* _Listed entries_
************
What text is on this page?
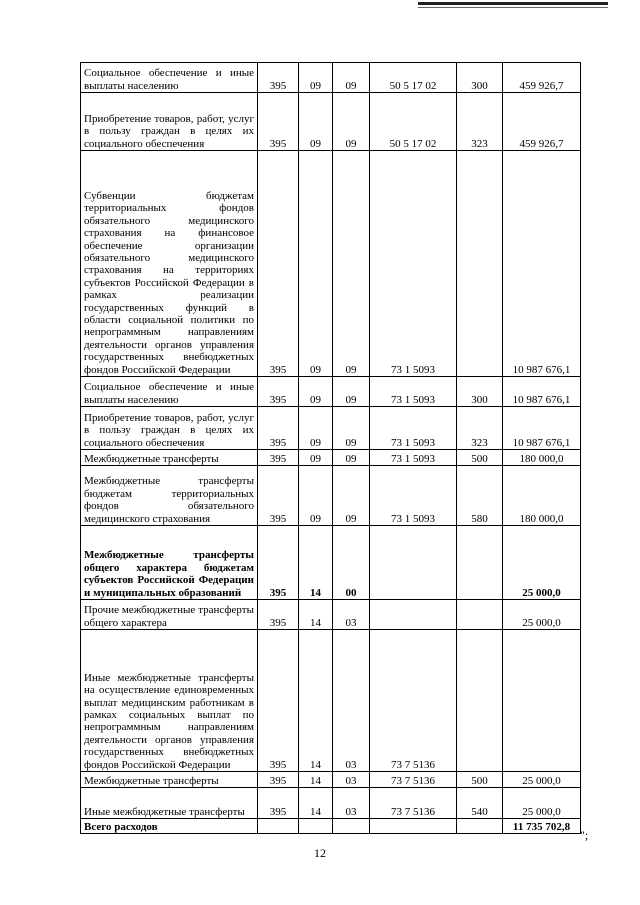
Социальное обеспечение и иные выплаты населению	395	09	09	50 5 17 02	300	459 926,7
Приобретение товаров, работ, услуг в пользу граждан в целях их социального обеспечения	395	09	09	50 5 17 02	323	459 926,7
Субвенции бюджетам территориальных фондов обязательного медицинского страхования на финансовое обеспечение организации обязательного медицинского страхования на территориях субъектов Российской Федерации в рамках реализации государственных функций в области социальной политики по непрограммным направлениям деятельности органов управления государственных внебюджетных фондов Российской Федерации	395	09	09	73 1 5093		10 987 676,1
Социальное обеспечение и иные выплаты населению	395	09	09	73 1 5093	300	10 987 676,1
Приобретение товаров, работ, услуг в пользу граждан в целях их социального обеспечения	395	09	09	73 1 5093	323	10 987 676,1
Межбюджетные трансферты	395	09	09	73 1 5093	500	180 000,0
Межбюджетные трансферты бюджетам территориальных фондов обязательного медицинского страхования	395	09	09	73 1 5093	580	180 000,0
Межбюджетные трансферты общего характера бюджетам субъектов Российской Федерации и муниципальных образований	395	14	00			25 000,0
Прочие межбюджетные трансферты общего характера	395	14	03			25 000,0
Иные межбюджетные трансферты на осуществление единовременных выплат медицинским работникам в рамках социальных выплат по непрограммным направлениям деятельности органов управления государственных внебюджетных фондов Российской Федерации	395	14	03	73 7 5136		
Межбюджетные трансферты	395	14	03	73 7 5136	500	25 000,0
Иные межбюджетные трансферты	395	14	03	73 7 5136	540	25 000,0
Всего расходов						11 735 702,8
";
12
************
* _What to work on_
Pictures excluded, quote all the data above exactly.

* _Finished exercise_
What text is on this page?
Социальное обеспечение и иные выплаты населению	395	09	09	50 5 17 02	300	459 926,7
Приобретение товаров, работ, услуг в пользу граждан в целях их социального обеспечения	395	09	09	50 5 17 02	323	459 926,7
Субвенции бюджетам территориальных фондов обязательного медицинского страхования на финансовое обеспечение организации обязательного медицинского страхования на территориях субъектов Российской Федерации в рамках реализации государственных функций в области социальной политики по непрограммным направлениям деятельности органов управления государственных внебюджетных фондов Российской Федерации	395	09	09	73 1 5093		10 987 676,1
Социальное обеспечение и иные выплаты населению	395	09	09	73 1 5093	300	10 987 676,1
Приобретение товаров, работ, услуг в пользу граждан в целях их социального обеспечения	395	09	09	73 1 5093	323	10 987 676,1
Межбюджетные трансферты	395	09	09	73 1 5093	500	180 000,0
Межбюджетные трансферты бюджетам территориальных фондов обязательного медицинского страхования	395	09	09	73 1 5093	580	180 000,0
Межбюджетные трансферты общего характера бюджетам субъектов Российской Федерации и муниципальных образований	395	14	00			25 000,0
Прочие межбюджетные трансферты общего характера	395	14	03			25 000,0
Иные межбюджетные трансферты на осуществление единовременных выплат медицинским работникам в рамках социальных выплат по непрограммным направлениям деятельности органов управления государственных внебюджетных фондов Российской Федерации	395	14	03	73 7 5136		
Межбюджетные трансферты	395	14	03	73 7 5136	500	25 000,0
Иные межбюджетные трансферты	395	14	03	73 7 5136	540	25 000,0
Всего расходов						11 735 702,8
";
12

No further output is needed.